- Aim of the exercise:
Reproduce every one of the rows below with no changes of any kind.

(Element location data)
* * *

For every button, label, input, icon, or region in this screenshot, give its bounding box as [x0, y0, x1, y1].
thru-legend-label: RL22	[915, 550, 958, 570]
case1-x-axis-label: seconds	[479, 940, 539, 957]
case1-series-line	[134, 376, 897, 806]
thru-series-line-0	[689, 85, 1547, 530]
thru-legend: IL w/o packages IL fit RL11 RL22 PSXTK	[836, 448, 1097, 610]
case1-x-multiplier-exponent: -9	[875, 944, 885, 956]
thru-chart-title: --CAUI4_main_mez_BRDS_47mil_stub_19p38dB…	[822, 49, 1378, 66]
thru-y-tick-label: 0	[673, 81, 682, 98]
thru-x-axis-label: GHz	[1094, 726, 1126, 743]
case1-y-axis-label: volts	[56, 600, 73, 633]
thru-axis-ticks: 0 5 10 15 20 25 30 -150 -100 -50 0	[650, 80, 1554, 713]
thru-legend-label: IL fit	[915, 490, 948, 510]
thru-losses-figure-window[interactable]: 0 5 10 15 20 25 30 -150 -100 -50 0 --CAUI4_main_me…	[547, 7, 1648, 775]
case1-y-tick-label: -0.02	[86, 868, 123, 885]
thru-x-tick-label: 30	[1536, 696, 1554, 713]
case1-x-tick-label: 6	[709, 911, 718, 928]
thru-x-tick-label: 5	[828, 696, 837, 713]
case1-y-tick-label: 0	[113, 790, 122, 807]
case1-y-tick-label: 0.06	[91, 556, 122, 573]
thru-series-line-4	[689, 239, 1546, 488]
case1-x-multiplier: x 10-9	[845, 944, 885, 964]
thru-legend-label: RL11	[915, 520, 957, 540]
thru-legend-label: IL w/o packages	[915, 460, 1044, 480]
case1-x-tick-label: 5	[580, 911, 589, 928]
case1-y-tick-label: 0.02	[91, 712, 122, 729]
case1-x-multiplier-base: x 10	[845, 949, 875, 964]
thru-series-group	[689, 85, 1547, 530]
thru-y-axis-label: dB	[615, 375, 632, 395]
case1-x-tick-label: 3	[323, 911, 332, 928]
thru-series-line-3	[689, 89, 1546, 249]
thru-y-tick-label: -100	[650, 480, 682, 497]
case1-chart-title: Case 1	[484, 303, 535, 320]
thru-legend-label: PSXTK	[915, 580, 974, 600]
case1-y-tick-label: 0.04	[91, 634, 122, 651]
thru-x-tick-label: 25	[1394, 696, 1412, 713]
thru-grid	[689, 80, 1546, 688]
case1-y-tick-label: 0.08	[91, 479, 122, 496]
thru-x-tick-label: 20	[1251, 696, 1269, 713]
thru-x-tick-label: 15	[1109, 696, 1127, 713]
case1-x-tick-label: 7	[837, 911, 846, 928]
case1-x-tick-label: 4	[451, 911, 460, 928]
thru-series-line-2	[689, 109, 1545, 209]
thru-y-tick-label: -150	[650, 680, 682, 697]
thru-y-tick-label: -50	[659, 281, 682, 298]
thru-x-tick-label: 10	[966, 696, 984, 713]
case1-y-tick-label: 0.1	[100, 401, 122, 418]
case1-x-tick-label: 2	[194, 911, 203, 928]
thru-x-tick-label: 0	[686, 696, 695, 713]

* * *

- Solution:
For every button, label, input, icon, or region in this screenshot, give its bounding box as [x0, y0, x1, y1].
thru-legend-label: RL22	[915, 550, 958, 570]
case1-x-axis-label: seconds	[479, 940, 539, 957]
case1-series-line	[134, 376, 897, 806]
thru-series-line-0	[689, 85, 1547, 530]
thru-legend: IL w/o packages IL fit RL11 RL22 PSXTK	[836, 448, 1097, 610]
case1-x-multiplier-exponent: -9	[875, 944, 885, 956]
thru-chart-title: --CAUI4_main_mez_BRDS_47mil_stub_19p38dB…	[822, 49, 1378, 66]
thru-y-tick-label: 0	[673, 81, 682, 98]
thru-x-axis-label: GHz	[1094, 726, 1126, 743]
case1-y-axis-label: volts	[56, 600, 73, 633]
thru-axis-ticks: 0 5 10 15 20 25 30 -150 -100 -50 0	[650, 80, 1554, 713]
thru-legend-label: IL fit	[915, 490, 948, 510]
thru-losses-figure-window[interactable]: 0 5 10 15 20 25 30 -150 -100 -50 0 --CAUI4_main_me…	[547, 7, 1648, 775]
case1-y-tick-label: -0.02	[86, 868, 123, 885]
thru-x-tick-label: 30	[1536, 696, 1554, 713]
case1-x-tick-label: 6	[709, 911, 718, 928]
thru-x-tick-label: 5	[828, 696, 837, 713]
case1-y-tick-label: 0	[113, 790, 122, 807]
case1-y-tick-label: 0.06	[91, 556, 122, 573]
thru-series-line-4	[689, 239, 1546, 488]
case1-x-multiplier: x 10-9	[845, 944, 885, 964]
thru-legend-label: RL11	[915, 520, 957, 540]
thru-legend-label: IL w/o packages	[915, 460, 1044, 480]
case1-x-tick-label: 5	[580, 911, 589, 928]
case1-y-tick-label: 0.02	[91, 712, 122, 729]
case1-x-multiplier-base: x 10	[845, 949, 875, 964]
thru-series-group	[689, 85, 1547, 530]
thru-y-axis-label: dB	[615, 375, 632, 395]
case1-x-tick-label: 3	[323, 911, 332, 928]
thru-series-line-3	[689, 89, 1546, 249]
thru-y-tick-label: -100	[650, 480, 682, 497]
case1-chart-title: Case 1	[484, 303, 535, 320]
thru-legend-label: PSXTK	[915, 580, 974, 600]
case1-y-tick-label: 0.04	[91, 634, 122, 651]
thru-x-tick-label: 25	[1394, 696, 1412, 713]
thru-grid	[689, 80, 1546, 688]
case1-y-tick-label: 0.08	[91, 479, 122, 496]
thru-x-tick-label: 20	[1251, 696, 1269, 713]
thru-x-tick-label: 15	[1109, 696, 1127, 713]
case1-x-tick-label: 7	[837, 911, 846, 928]
case1-x-tick-label: 4	[451, 911, 460, 928]
thru-series-line-2	[689, 109, 1545, 209]
thru-y-tick-label: -150	[650, 680, 682, 697]
thru-y-tick-label: -50	[659, 281, 682, 298]
thru-x-tick-label: 10	[966, 696, 984, 713]
case1-y-tick-label: 0.1	[100, 401, 122, 418]
case1-x-tick-label: 2	[194, 911, 203, 928]
thru-x-tick-label: 0	[686, 696, 695, 713]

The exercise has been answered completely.